**Requirements:**
Repeat all the records exactly, omitting pictures.

**Data extract:**
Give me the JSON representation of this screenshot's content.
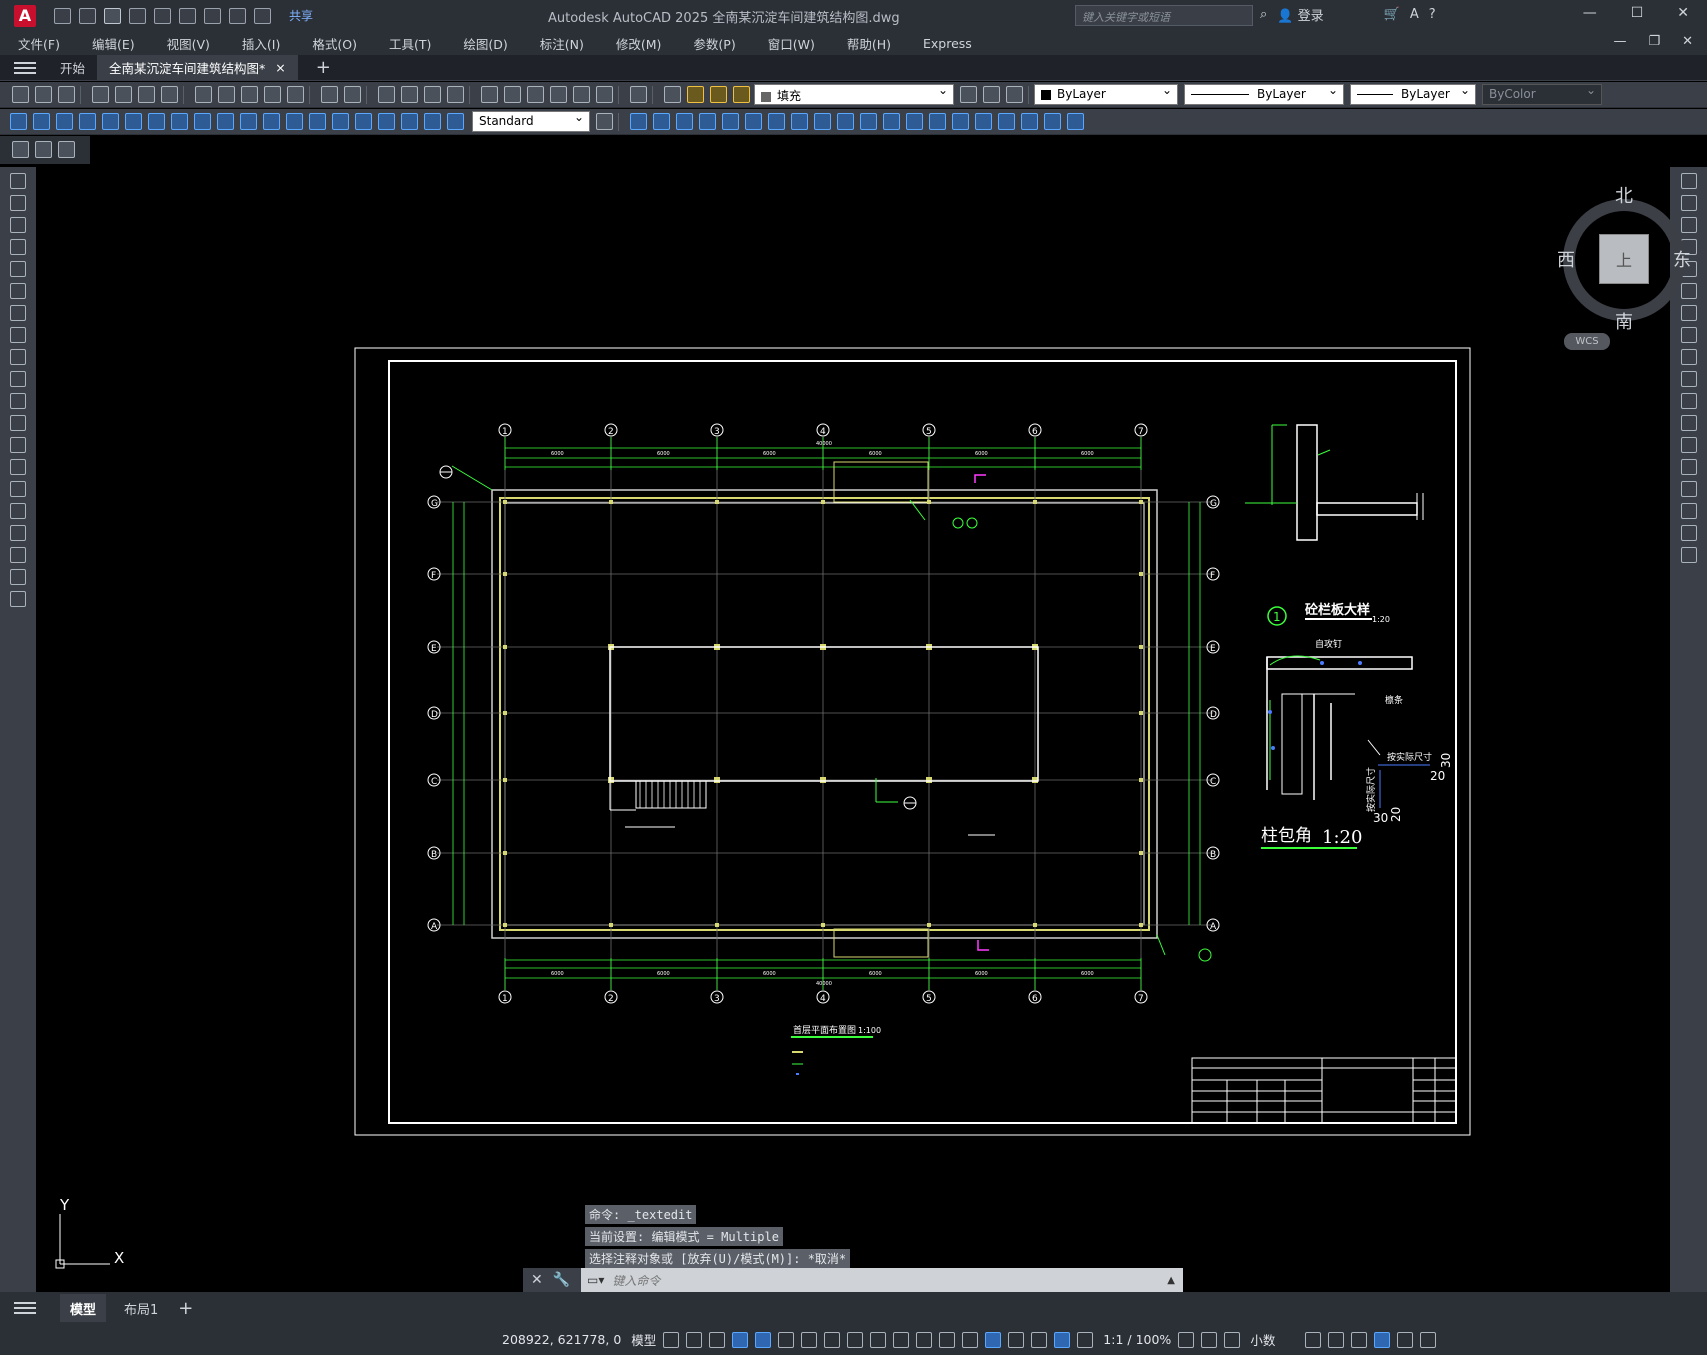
{
  "window": {
    "app_letter": "A",
    "share_label": "共享",
    "title": "Autodesk AutoCAD 2025    全南某沉淀车间建筑结构图.dwg",
    "search_placeholder": "键入关键字或短语",
    "login_label": "登录",
    "help_label": "?"
  },
  "menu": [
    "文件(F)",
    "编辑(E)",
    "视图(V)",
    "插入(I)",
    "格式(O)",
    "工具(T)",
    "绘图(D)",
    "标注(N)",
    "修改(M)",
    "参数(P)",
    "窗口(W)",
    "帮助(H)",
    "Express"
  ],
  "tabs": {
    "start": "开始",
    "doc": "全南某沉淀车间建筑结构图*",
    "close": "×",
    "add": "+"
  },
  "toolbar": {
    "layer_value": "填充",
    "color_value": "ByLayer",
    "linetype_value": "ByLayer",
    "lineweight_value": "ByLayer",
    "plotstyle_value": "ByColor",
    "textstyle_value": "Standard"
  },
  "viewcube": {
    "north": "北",
    "south": "南",
    "west": "西",
    "east": "东",
    "face": "上",
    "ucs": "WCS"
  },
  "drawing": {
    "axis_numbers": [
      "1",
      "2",
      "3",
      "4",
      "5",
      "6",
      "7"
    ],
    "axis_letters": [
      "G",
      "F",
      "E",
      "D",
      "C",
      "B",
      "A"
    ],
    "total_dim": "40000",
    "bay_dim": "6000",
    "detail1_title": "砼栏板大样",
    "detail1_scale": "1:20",
    "detail1_no": "1",
    "detail2_title": "柱包角",
    "detail2_scale": "1:20",
    "plan_title": "首层平面布置图",
    "plan_scale": "1:100",
    "note_self_tap": "自攻钉",
    "note_purlin": "檩条",
    "note_size1": "按实际尺寸",
    "note_size2": "按实际尺寸",
    "dim_30a": "30",
    "dim_20a": "20",
    "dim_30b": "30",
    "dim_20b": "20",
    "ucs_x": "X",
    "ucs_y": "Y"
  },
  "command": {
    "history": [
      "命令: _textedit",
      "当前设置: 编辑模式 = Multiple",
      "选择注释对象或 [放弃(U)/模式(M)]: *取消*"
    ],
    "placeholder": "键入命令"
  },
  "layouts": {
    "model": "模型",
    "layout1": "布局1",
    "add": "+"
  },
  "status": {
    "coords": "208922, 621778, 0",
    "space": "模型",
    "scale": "1:1 / 100%",
    "units": "小数"
  }
}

**Answer to the exercise:**
Give me the JSON representation of this screenshot's content.
{
  "window": {
    "app_letter": "A",
    "share_label": "共享",
    "title": "Autodesk AutoCAD 2025    全南某沉淀车间建筑结构图.dwg",
    "search_placeholder": "键入关键字或短语",
    "login_label": "登录",
    "help_label": "?"
  },
  "menu": [
    "文件(F)",
    "编辑(E)",
    "视图(V)",
    "插入(I)",
    "格式(O)",
    "工具(T)",
    "绘图(D)",
    "标注(N)",
    "修改(M)",
    "参数(P)",
    "窗口(W)",
    "帮助(H)",
    "Express"
  ],
  "tabs": {
    "start": "开始",
    "doc": "全南某沉淀车间建筑结构图*",
    "close": "×",
    "add": "+"
  },
  "toolbar": {
    "layer_value": "填充",
    "color_value": "ByLayer",
    "linetype_value": "ByLayer",
    "lineweight_value": "ByLayer",
    "plotstyle_value": "ByColor",
    "textstyle_value": "Standard"
  },
  "viewcube": {
    "north": "北",
    "south": "南",
    "west": "西",
    "east": "东",
    "face": "上",
    "ucs": "WCS"
  },
  "drawing": {
    "axis_numbers": [
      "1",
      "2",
      "3",
      "4",
      "5",
      "6",
      "7"
    ],
    "axis_letters": [
      "G",
      "F",
      "E",
      "D",
      "C",
      "B",
      "A"
    ],
    "total_dim": "40000",
    "bay_dim": "6000",
    "detail1_title": "砼栏板大样",
    "detail1_scale": "1:20",
    "detail1_no": "1",
    "detail2_title": "柱包角",
    "detail2_scale": "1:20",
    "plan_title": "首层平面布置图",
    "plan_scale": "1:100",
    "note_self_tap": "自攻钉",
    "note_purlin": "檩条",
    "note_size1": "按实际尺寸",
    "note_size2": "按实际尺寸",
    "dim_30a": "30",
    "dim_20a": "20",
    "dim_30b": "30",
    "dim_20b": "20",
    "ucs_x": "X",
    "ucs_y": "Y"
  },
  "command": {
    "history": [
      "命令: _textedit",
      "当前设置: 编辑模式 = Multiple",
      "选择注释对象或 [放弃(U)/模式(M)]: *取消*"
    ],
    "placeholder": "键入命令"
  },
  "layouts": {
    "model": "模型",
    "layout1": "布局1",
    "add": "+"
  },
  "status": {
    "coords": "208922, 621778, 0",
    "space": "模型",
    "scale": "1:1 / 100%",
    "units": "小数"
  }
}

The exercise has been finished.